Stored data:
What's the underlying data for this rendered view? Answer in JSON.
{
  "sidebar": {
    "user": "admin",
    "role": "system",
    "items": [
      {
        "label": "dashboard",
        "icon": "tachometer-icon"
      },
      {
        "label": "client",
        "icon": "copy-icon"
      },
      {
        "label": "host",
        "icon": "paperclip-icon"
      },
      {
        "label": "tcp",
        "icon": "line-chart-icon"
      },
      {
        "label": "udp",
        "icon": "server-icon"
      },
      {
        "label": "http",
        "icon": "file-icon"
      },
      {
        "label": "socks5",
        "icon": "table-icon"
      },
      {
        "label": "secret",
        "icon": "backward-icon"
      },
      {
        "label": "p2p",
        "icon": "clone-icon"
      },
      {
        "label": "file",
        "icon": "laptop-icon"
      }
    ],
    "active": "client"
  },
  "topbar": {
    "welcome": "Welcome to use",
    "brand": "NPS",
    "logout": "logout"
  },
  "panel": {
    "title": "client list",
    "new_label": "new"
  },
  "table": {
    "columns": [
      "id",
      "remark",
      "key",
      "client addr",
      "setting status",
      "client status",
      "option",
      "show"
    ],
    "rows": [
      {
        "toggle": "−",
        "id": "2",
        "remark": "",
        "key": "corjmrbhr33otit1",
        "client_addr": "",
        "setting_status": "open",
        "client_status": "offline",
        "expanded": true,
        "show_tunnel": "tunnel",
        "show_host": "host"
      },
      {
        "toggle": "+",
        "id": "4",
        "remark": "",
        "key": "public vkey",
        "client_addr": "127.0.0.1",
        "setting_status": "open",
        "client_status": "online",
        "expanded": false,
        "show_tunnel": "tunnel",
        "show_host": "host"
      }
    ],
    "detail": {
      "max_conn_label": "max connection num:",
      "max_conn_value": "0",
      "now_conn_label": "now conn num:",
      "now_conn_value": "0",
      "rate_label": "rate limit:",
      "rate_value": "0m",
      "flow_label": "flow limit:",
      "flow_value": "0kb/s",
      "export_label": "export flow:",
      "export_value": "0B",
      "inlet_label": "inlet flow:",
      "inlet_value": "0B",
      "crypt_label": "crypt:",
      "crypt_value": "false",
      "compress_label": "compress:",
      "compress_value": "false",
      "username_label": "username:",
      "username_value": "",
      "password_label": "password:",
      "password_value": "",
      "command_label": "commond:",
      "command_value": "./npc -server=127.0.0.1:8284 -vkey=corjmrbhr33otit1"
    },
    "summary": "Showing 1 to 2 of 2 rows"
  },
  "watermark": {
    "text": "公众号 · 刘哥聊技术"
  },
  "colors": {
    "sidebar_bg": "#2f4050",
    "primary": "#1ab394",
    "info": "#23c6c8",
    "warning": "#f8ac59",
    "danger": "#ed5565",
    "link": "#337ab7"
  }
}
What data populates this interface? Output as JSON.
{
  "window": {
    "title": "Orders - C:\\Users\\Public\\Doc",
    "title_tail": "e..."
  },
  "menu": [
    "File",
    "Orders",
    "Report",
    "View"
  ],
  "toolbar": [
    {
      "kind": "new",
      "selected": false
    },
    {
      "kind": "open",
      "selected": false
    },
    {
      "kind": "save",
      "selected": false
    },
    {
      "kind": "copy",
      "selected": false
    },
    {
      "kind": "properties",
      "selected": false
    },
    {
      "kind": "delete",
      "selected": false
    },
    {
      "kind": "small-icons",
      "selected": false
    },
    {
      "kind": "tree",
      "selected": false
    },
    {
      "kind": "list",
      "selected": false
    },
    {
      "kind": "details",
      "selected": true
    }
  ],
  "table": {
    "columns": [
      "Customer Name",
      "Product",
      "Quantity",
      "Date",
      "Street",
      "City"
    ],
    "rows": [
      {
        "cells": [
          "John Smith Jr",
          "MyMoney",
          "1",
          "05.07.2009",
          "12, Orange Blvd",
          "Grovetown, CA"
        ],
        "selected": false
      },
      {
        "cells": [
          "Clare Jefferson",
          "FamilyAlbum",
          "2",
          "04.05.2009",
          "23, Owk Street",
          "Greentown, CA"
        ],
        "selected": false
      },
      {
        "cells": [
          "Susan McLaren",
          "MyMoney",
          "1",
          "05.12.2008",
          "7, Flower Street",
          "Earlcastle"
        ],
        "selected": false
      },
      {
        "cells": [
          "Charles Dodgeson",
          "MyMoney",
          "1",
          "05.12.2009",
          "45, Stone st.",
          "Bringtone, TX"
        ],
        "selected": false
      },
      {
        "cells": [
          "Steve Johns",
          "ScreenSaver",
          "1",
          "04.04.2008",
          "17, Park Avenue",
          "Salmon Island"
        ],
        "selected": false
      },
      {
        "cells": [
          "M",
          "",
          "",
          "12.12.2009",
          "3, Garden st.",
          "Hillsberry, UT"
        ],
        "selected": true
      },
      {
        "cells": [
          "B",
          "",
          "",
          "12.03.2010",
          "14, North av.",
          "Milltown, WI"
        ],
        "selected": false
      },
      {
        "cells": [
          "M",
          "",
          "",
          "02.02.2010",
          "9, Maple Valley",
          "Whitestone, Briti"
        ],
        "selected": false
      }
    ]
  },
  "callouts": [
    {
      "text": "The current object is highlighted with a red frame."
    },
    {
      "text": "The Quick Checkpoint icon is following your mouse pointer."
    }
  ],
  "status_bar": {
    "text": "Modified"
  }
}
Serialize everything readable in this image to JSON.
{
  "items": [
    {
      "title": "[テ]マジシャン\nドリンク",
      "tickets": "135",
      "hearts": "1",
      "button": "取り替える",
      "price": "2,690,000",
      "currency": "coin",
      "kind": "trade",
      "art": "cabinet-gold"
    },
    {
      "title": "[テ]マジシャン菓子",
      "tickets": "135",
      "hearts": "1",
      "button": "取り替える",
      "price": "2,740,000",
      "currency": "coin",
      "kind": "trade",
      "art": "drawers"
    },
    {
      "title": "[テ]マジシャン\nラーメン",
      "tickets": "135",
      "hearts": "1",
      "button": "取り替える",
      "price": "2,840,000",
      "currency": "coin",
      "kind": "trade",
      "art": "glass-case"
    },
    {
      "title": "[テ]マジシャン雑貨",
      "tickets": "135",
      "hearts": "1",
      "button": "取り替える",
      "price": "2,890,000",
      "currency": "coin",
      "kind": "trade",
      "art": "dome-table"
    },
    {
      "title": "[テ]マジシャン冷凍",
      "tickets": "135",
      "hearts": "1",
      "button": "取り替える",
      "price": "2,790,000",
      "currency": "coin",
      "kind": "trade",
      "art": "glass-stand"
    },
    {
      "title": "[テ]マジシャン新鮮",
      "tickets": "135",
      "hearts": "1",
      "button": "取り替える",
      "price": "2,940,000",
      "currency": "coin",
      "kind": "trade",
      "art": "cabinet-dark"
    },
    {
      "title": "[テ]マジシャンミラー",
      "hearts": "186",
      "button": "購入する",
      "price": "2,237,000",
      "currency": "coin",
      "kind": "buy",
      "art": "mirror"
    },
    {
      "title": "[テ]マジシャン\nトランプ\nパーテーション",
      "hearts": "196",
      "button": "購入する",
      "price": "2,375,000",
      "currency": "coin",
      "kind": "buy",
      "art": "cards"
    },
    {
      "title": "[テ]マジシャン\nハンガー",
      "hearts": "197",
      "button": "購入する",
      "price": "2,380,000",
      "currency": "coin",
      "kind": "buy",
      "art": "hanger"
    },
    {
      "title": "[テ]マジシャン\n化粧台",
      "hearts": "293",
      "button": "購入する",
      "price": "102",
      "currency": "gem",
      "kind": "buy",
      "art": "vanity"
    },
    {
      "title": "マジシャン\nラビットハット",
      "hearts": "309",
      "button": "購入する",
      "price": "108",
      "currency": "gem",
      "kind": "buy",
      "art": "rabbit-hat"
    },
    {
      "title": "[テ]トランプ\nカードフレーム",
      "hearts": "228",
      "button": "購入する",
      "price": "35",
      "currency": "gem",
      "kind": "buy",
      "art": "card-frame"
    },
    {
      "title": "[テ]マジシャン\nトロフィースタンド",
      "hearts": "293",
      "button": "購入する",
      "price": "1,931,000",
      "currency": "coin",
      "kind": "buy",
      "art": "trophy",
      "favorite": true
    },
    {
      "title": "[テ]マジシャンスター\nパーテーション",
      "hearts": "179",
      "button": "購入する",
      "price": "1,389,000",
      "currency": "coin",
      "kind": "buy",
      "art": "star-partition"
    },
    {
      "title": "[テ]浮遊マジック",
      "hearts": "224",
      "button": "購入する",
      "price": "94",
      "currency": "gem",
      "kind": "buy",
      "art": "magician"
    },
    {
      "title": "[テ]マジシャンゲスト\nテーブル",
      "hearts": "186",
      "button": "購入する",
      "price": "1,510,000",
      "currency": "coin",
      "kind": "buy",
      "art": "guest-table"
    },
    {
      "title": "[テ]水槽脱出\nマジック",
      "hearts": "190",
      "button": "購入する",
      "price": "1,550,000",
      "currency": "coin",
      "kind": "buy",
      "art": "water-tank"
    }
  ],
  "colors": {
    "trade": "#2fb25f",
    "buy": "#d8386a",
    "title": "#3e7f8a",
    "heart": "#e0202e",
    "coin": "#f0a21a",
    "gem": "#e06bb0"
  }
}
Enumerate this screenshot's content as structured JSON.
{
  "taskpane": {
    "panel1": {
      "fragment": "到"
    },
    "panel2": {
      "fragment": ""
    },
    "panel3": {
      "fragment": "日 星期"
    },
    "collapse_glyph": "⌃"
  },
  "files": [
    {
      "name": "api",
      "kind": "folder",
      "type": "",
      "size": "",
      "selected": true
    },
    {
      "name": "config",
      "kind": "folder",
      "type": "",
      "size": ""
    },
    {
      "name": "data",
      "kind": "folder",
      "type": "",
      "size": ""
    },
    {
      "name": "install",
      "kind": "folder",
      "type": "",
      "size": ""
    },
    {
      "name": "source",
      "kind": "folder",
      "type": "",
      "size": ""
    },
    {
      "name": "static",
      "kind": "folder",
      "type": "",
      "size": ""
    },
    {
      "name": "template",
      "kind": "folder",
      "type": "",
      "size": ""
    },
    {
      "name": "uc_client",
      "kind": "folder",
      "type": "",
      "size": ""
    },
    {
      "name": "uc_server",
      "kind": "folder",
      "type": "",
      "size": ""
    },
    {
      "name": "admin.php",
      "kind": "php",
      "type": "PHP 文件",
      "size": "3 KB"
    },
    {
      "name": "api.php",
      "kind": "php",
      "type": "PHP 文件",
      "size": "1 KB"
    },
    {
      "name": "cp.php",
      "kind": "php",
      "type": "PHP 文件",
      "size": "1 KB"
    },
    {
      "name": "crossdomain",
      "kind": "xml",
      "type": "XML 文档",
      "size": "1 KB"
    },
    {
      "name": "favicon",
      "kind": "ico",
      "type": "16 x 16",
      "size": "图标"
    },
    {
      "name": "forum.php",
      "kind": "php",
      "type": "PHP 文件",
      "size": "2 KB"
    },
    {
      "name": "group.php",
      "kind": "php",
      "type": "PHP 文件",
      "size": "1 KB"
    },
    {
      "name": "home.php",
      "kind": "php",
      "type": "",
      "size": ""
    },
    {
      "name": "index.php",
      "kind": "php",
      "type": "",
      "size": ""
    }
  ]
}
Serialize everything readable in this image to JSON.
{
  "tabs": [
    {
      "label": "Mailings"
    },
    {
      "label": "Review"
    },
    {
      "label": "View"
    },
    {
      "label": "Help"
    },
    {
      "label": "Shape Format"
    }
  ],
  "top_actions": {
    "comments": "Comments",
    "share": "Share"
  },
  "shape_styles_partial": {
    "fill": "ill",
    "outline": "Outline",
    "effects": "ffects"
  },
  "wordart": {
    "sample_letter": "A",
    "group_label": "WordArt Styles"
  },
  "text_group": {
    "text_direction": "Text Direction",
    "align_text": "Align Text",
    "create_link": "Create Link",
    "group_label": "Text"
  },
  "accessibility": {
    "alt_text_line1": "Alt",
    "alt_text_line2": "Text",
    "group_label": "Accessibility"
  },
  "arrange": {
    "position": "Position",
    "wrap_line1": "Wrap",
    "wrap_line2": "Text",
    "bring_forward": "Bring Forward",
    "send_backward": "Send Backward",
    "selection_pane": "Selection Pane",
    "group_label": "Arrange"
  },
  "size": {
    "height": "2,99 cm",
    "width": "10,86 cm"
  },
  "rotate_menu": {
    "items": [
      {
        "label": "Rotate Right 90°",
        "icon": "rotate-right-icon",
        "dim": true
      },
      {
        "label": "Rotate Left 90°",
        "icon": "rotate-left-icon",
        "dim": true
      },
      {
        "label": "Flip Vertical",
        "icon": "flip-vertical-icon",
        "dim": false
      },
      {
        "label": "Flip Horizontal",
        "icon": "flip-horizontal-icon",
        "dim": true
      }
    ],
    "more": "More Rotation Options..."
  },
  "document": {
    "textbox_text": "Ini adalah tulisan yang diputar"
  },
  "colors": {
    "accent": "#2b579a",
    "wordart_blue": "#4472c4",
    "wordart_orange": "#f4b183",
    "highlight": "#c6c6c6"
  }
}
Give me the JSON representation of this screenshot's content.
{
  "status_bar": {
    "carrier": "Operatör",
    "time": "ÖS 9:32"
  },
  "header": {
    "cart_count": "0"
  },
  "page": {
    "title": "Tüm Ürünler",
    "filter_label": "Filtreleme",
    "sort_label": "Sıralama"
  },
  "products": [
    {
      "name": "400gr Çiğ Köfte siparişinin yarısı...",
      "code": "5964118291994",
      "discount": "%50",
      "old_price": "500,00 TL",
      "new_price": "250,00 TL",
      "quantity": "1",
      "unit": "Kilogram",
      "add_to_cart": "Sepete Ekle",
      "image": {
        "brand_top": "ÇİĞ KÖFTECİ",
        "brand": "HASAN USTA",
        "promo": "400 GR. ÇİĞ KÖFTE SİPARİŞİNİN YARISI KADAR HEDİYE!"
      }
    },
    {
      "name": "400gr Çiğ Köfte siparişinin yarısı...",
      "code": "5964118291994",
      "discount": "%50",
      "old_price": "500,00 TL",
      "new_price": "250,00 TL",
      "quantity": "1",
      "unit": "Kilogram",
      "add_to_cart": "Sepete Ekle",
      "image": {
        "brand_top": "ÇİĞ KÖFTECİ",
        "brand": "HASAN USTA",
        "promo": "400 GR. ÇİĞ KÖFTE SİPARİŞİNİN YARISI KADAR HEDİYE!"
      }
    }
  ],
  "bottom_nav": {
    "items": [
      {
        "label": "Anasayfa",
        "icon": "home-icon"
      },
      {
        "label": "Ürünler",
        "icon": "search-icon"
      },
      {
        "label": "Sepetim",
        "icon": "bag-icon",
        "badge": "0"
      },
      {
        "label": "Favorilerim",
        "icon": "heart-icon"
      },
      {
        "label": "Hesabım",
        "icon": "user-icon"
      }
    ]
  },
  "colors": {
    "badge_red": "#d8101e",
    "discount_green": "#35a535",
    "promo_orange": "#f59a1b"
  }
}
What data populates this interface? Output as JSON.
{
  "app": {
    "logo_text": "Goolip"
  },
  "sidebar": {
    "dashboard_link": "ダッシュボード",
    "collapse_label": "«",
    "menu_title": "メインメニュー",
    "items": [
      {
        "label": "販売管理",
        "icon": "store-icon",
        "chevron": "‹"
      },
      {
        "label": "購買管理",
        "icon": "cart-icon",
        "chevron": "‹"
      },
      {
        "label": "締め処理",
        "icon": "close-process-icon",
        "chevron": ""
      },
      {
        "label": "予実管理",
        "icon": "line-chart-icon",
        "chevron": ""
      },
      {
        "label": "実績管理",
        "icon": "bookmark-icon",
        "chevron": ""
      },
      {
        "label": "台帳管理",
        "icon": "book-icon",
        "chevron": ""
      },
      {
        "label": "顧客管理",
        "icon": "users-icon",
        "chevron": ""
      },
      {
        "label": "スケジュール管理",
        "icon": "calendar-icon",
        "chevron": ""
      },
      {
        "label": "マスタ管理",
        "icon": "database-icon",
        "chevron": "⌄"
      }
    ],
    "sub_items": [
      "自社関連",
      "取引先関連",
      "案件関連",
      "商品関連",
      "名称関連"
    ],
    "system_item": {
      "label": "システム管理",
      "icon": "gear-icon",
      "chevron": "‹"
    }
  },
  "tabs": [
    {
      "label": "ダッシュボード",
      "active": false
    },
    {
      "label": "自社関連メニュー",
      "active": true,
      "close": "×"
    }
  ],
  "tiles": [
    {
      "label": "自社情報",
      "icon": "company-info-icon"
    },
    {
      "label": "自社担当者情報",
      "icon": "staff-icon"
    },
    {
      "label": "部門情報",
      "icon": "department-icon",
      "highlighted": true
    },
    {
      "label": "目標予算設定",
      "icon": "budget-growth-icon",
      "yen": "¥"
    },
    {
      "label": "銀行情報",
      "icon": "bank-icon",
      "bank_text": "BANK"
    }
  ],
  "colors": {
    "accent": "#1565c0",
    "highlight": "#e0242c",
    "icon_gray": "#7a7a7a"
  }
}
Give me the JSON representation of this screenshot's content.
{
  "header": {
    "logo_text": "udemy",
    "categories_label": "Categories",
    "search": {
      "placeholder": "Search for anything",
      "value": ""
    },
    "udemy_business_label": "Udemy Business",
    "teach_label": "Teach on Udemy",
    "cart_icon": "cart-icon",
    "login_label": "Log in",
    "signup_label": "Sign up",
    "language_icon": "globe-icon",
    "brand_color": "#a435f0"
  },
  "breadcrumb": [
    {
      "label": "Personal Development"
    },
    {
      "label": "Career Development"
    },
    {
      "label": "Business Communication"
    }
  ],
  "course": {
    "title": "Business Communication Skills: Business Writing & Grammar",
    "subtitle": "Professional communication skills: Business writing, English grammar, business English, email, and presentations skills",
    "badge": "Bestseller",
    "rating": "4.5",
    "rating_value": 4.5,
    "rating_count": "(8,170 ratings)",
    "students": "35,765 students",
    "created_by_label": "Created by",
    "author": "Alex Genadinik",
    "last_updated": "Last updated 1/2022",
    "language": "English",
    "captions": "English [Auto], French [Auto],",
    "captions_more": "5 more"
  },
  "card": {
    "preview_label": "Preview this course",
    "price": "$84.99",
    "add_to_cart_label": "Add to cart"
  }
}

**Required work:** Copy out every line of the material above that mentions the word "table".

**Finished exercise:**
        "icon": "table-icon"
  "table": {
  "table": {
      "art": "dome-table"
      "art": "guest-table"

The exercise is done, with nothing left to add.